SUPPLIED DATA start

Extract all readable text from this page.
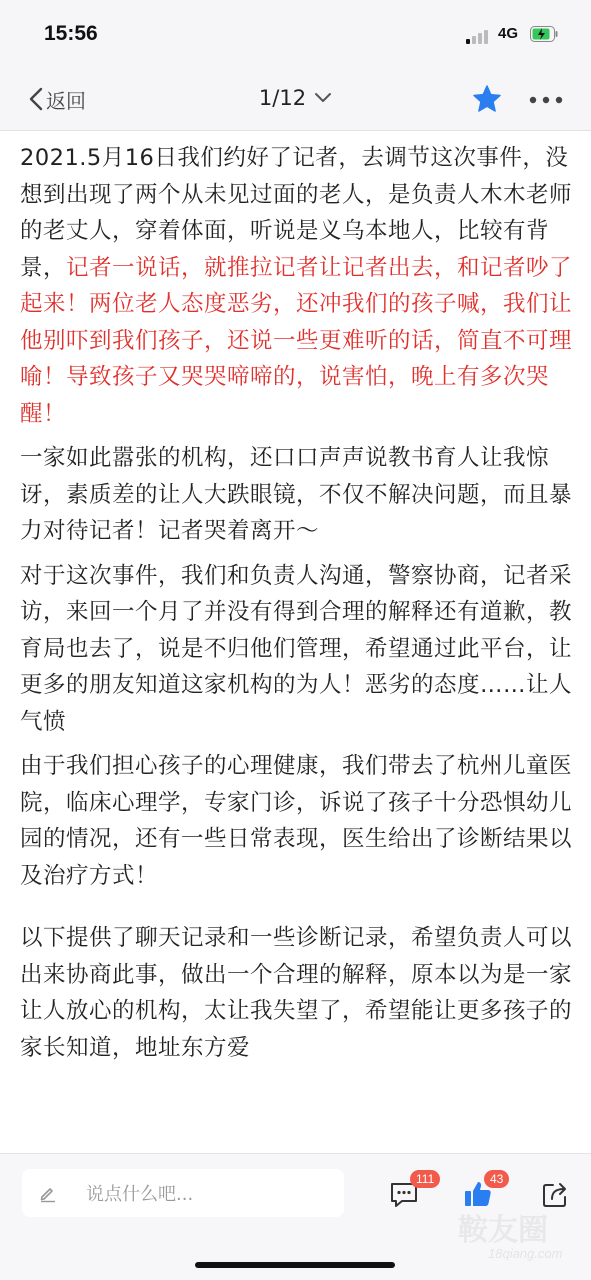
15:56	4G
返回	1/12

2021.5月16日我们约好了记者，去调节这次事件，没想到出现了两个从未见过面的老人，是负责人木木老师的老丈人，穿着体面，听说是义乌本地人，比较有背景，记者一说话，就推拉记者让记者出去，和记者吵了起来！两位老人态度恶劣，还冲我们的孩子喊，我们让他别吓到我们孩子，还说一些更难听的话，简直不可理喻！导致孩子又哭哭啼啼的，说害怕，晚上有多次哭醒！

一家如此嚣张的机构，还口口声声说教书育人让我惊讶，素质差的让人大跌眼镜，不仅不解决问题，而且暴力对待记者！记者哭着离开～

对于这次事件，我们和负责人沟通，警察协商，记者采访，来回一个月了并没有得到合理的解释还有道歉，教育局也去了，说是不归他们管理，希望通过此平台，让更多的朋友知道这家机构的为人！恶劣的态度……让人气愤

由于我们担心孩子的心理健康，我们带去了杭州儿童医院，临床心理学，专家门诊，诉说了孩子十分恐惧幼儿园的情况，还有一些日常表现，医生给出了诊断结果以及治疗方式！

以下提供了聊天记录和一些诊断记录，希望负责人可以出来协商此事，做出一个合理的解释，原本以为是一家让人放心的机构，太让我失望了，希望能让更多孩子的家长知道，地址东方爱

说点什么吧...
111	43
鞍友圈
18qiang.com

SUPPLIED DATA end

Transcribe all the records above word for word, without their images.

Extract all readable text from this page.
15:56	4G
返回	1/12

2021.5月16日我们约好了记者，去调节这次事件，没想到出现了两个从未见过面的老人，是负责人木木老师的老丈人，穿着体面，听说是义乌本地人，比较有背景，记者一说话，就推拉记者让记者出去，和记者吵了起来！两位老人态度恶劣，还冲我们的孩子喊，我们让他别吓到我们孩子，还说一些更难听的话，简直不可理喻！导致孩子又哭哭啼啼的，说害怕，晚上有多次哭醒！

一家如此嚣张的机构，还口口声声说教书育人让我惊讶，素质差的让人大跌眼镜，不仅不解决问题，而且暴力对待记者！记者哭着离开～

对于这次事件，我们和负责人沟通，警察协商，记者采访，来回一个月了并没有得到合理的解释还有道歉，教育局也去了，说是不归他们管理，希望通过此平台，让更多的朋友知道这家机构的为人！恶劣的态度……让人气愤

由于我们担心孩子的心理健康，我们带去了杭州儿童医院，临床心理学，专家门诊，诉说了孩子十分恐惧幼儿园的情况，还有一些日常表现，医生给出了诊断结果以及治疗方式！

以下提供了聊天记录和一些诊断记录，希望负责人可以出来协商此事，做出一个合理的解释，原本以为是一家让人放心的机构，太让我失望了，希望能让更多孩子的家长知道，地址东方爱

说点什么吧...
111	43
鞍友圈
18qiang.com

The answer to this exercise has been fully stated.